**SHORT PROBLEM**.
Exactly reproduce the entries, dropping any pictures from your copy.

>> Start INPUT DATA

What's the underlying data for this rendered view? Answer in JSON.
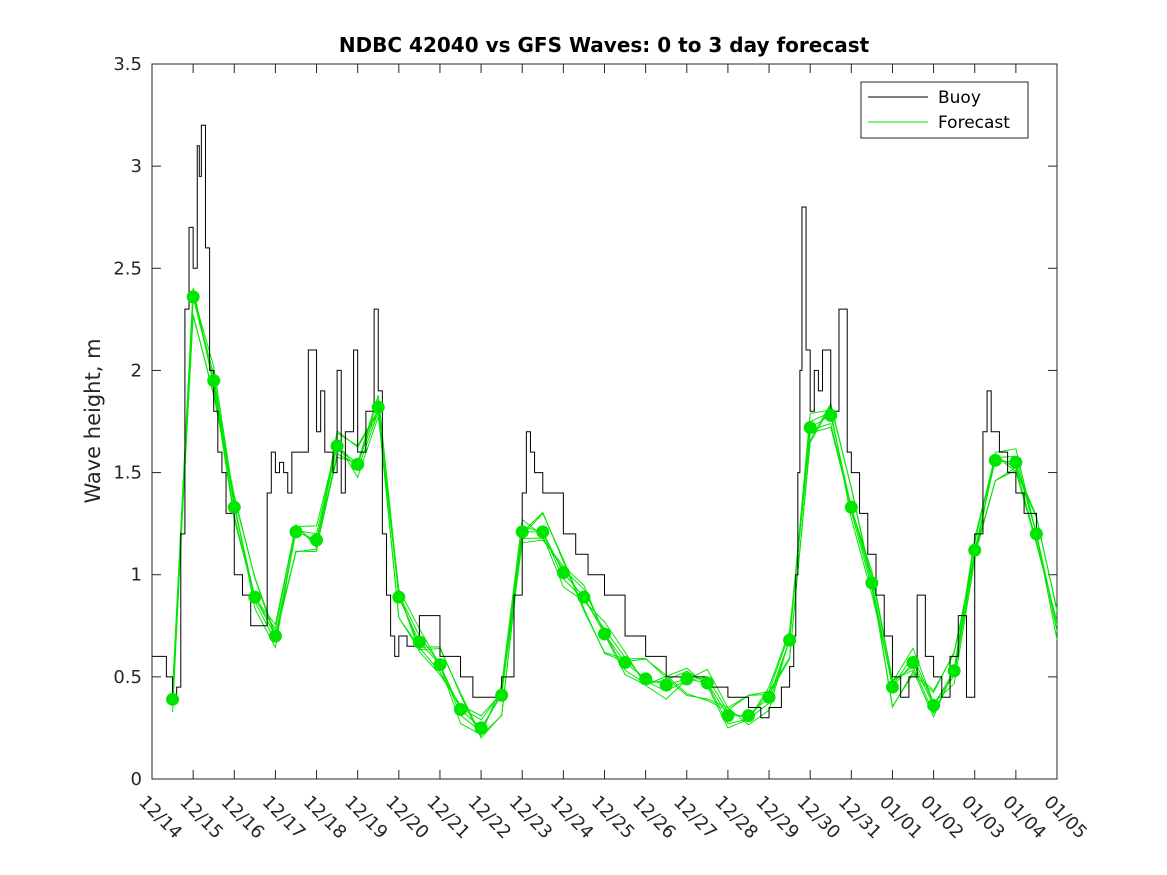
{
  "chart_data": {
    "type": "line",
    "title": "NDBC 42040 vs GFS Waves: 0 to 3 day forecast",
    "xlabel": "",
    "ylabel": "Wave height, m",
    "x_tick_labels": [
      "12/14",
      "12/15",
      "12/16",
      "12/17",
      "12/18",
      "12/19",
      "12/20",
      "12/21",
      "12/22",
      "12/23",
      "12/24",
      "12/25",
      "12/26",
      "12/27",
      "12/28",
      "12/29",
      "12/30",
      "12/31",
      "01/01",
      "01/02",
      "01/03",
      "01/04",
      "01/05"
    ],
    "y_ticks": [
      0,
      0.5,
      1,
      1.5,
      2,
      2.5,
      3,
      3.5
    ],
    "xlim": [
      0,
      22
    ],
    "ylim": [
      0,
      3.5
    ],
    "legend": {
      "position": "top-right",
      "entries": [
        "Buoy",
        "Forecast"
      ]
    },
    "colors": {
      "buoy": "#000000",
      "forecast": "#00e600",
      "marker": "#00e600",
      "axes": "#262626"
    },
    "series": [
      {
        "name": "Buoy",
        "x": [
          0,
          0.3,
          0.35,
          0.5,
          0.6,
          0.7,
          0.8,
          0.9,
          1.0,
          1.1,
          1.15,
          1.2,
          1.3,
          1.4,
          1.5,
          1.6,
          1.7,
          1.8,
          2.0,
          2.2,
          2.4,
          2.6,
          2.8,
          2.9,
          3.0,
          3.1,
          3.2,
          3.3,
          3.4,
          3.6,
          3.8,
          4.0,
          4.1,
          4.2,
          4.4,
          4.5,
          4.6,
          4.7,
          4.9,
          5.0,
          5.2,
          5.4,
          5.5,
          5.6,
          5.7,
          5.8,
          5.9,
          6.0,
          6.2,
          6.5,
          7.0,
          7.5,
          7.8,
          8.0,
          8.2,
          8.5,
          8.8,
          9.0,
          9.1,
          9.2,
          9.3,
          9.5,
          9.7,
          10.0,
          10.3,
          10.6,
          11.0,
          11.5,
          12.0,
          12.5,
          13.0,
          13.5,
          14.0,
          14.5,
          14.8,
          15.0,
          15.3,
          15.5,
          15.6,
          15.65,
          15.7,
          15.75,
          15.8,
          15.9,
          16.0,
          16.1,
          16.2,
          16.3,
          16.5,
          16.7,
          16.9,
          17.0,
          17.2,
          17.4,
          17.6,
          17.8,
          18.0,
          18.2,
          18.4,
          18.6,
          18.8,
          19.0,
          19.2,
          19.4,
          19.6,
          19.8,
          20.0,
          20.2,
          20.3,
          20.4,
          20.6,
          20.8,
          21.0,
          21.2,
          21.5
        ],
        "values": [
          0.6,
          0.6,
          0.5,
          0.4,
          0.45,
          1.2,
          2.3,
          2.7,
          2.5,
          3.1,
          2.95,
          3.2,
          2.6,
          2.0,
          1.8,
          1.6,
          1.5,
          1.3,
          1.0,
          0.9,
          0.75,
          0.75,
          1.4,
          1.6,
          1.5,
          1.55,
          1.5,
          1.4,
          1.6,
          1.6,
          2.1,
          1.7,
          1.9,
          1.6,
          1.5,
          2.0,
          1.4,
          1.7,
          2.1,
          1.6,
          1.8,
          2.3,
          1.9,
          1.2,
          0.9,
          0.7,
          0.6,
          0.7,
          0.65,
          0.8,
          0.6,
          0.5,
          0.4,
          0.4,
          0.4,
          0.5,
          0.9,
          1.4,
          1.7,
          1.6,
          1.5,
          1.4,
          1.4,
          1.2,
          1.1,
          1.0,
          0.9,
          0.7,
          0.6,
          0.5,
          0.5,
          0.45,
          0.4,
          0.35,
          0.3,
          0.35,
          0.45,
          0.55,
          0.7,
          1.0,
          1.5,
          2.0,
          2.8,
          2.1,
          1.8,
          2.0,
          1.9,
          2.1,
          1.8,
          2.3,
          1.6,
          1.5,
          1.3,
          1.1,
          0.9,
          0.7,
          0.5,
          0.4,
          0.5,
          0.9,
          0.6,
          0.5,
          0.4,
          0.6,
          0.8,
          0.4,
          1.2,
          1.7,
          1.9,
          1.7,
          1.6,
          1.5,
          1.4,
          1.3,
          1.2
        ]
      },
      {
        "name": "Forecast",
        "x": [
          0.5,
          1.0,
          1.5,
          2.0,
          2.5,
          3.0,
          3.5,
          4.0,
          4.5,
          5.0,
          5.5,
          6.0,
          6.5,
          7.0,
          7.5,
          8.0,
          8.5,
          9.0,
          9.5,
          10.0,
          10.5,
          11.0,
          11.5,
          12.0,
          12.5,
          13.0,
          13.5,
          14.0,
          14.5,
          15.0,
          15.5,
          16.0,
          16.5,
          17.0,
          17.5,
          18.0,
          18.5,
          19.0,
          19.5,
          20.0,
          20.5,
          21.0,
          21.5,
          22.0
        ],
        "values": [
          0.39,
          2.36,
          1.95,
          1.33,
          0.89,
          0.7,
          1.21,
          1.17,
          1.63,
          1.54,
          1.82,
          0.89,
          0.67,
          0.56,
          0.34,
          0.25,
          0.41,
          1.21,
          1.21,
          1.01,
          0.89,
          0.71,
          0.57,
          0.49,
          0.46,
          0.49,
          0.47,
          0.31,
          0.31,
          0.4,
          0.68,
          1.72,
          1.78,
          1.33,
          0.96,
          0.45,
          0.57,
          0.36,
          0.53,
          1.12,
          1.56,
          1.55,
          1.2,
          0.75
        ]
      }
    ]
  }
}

>> End INPUT DATA

**SOLUTION FOR THIS PROBLEM**.
What's the underlying data for this rendered view? Answer in JSON.
{
  "chart_data": {
    "type": "line",
    "title": "NDBC 42040 vs GFS Waves: 0 to 3 day forecast",
    "xlabel": "",
    "ylabel": "Wave height, m",
    "x_tick_labels": [
      "12/14",
      "12/15",
      "12/16",
      "12/17",
      "12/18",
      "12/19",
      "12/20",
      "12/21",
      "12/22",
      "12/23",
      "12/24",
      "12/25",
      "12/26",
      "12/27",
      "12/28",
      "12/29",
      "12/30",
      "12/31",
      "01/01",
      "01/02",
      "01/03",
      "01/04",
      "01/05"
    ],
    "y_ticks": [
      0,
      0.5,
      1,
      1.5,
      2,
      2.5,
      3,
      3.5
    ],
    "xlim": [
      0,
      22
    ],
    "ylim": [
      0,
      3.5
    ],
    "legend": {
      "position": "top-right",
      "entries": [
        "Buoy",
        "Forecast"
      ]
    },
    "colors": {
      "buoy": "#000000",
      "forecast": "#00e600",
      "marker": "#00e600",
      "axes": "#262626"
    },
    "series": [
      {
        "name": "Buoy",
        "x": [
          0,
          0.3,
          0.35,
          0.5,
          0.6,
          0.7,
          0.8,
          0.9,
          1.0,
          1.1,
          1.15,
          1.2,
          1.3,
          1.4,
          1.5,
          1.6,
          1.7,
          1.8,
          2.0,
          2.2,
          2.4,
          2.6,
          2.8,
          2.9,
          3.0,
          3.1,
          3.2,
          3.3,
          3.4,
          3.6,
          3.8,
          4.0,
          4.1,
          4.2,
          4.4,
          4.5,
          4.6,
          4.7,
          4.9,
          5.0,
          5.2,
          5.4,
          5.5,
          5.6,
          5.7,
          5.8,
          5.9,
          6.0,
          6.2,
          6.5,
          7.0,
          7.5,
          7.8,
          8.0,
          8.2,
          8.5,
          8.8,
          9.0,
          9.1,
          9.2,
          9.3,
          9.5,
          9.7,
          10.0,
          10.3,
          10.6,
          11.0,
          11.5,
          12.0,
          12.5,
          13.0,
          13.5,
          14.0,
          14.5,
          14.8,
          15.0,
          15.3,
          15.5,
          15.6,
          15.65,
          15.7,
          15.75,
          15.8,
          15.9,
          16.0,
          16.1,
          16.2,
          16.3,
          16.5,
          16.7,
          16.9,
          17.0,
          17.2,
          17.4,
          17.6,
          17.8,
          18.0,
          18.2,
          18.4,
          18.6,
          18.8,
          19.0,
          19.2,
          19.4,
          19.6,
          19.8,
          20.0,
          20.2,
          20.3,
          20.4,
          20.6,
          20.8,
          21.0,
          21.2,
          21.5
        ],
        "values": [
          0.6,
          0.6,
          0.5,
          0.4,
          0.45,
          1.2,
          2.3,
          2.7,
          2.5,
          3.1,
          2.95,
          3.2,
          2.6,
          2.0,
          1.8,
          1.6,
          1.5,
          1.3,
          1.0,
          0.9,
          0.75,
          0.75,
          1.4,
          1.6,
          1.5,
          1.55,
          1.5,
          1.4,
          1.6,
          1.6,
          2.1,
          1.7,
          1.9,
          1.6,
          1.5,
          2.0,
          1.4,
          1.7,
          2.1,
          1.6,
          1.8,
          2.3,
          1.9,
          1.2,
          0.9,
          0.7,
          0.6,
          0.7,
          0.65,
          0.8,
          0.6,
          0.5,
          0.4,
          0.4,
          0.4,
          0.5,
          0.9,
          1.4,
          1.7,
          1.6,
          1.5,
          1.4,
          1.4,
          1.2,
          1.1,
          1.0,
          0.9,
          0.7,
          0.6,
          0.5,
          0.5,
          0.45,
          0.4,
          0.35,
          0.3,
          0.35,
          0.45,
          0.55,
          0.7,
          1.0,
          1.5,
          2.0,
          2.8,
          2.1,
          1.8,
          2.0,
          1.9,
          2.1,
          1.8,
          2.3,
          1.6,
          1.5,
          1.3,
          1.1,
          0.9,
          0.7,
          0.5,
          0.4,
          0.5,
          0.9,
          0.6,
          0.5,
          0.4,
          0.6,
          0.8,
          0.4,
          1.2,
          1.7,
          1.9,
          1.7,
          1.6,
          1.5,
          1.4,
          1.3,
          1.2
        ]
      },
      {
        "name": "Forecast",
        "x": [
          0.5,
          1.0,
          1.5,
          2.0,
          2.5,
          3.0,
          3.5,
          4.0,
          4.5,
          5.0,
          5.5,
          6.0,
          6.5,
          7.0,
          7.5,
          8.0,
          8.5,
          9.0,
          9.5,
          10.0,
          10.5,
          11.0,
          11.5,
          12.0,
          12.5,
          13.0,
          13.5,
          14.0,
          14.5,
          15.0,
          15.5,
          16.0,
          16.5,
          17.0,
          17.5,
          18.0,
          18.5,
          19.0,
          19.5,
          20.0,
          20.5,
          21.0,
          21.5,
          22.0
        ],
        "values": [
          0.39,
          2.36,
          1.95,
          1.33,
          0.89,
          0.7,
          1.21,
          1.17,
          1.63,
          1.54,
          1.82,
          0.89,
          0.67,
          0.56,
          0.34,
          0.25,
          0.41,
          1.21,
          1.21,
          1.01,
          0.89,
          0.71,
          0.57,
          0.49,
          0.46,
          0.49,
          0.47,
          0.31,
          0.31,
          0.4,
          0.68,
          1.72,
          1.78,
          1.33,
          0.96,
          0.45,
          0.57,
          0.36,
          0.53,
          1.12,
          1.56,
          1.55,
          1.2,
          0.75
        ]
      }
    ]
  }
}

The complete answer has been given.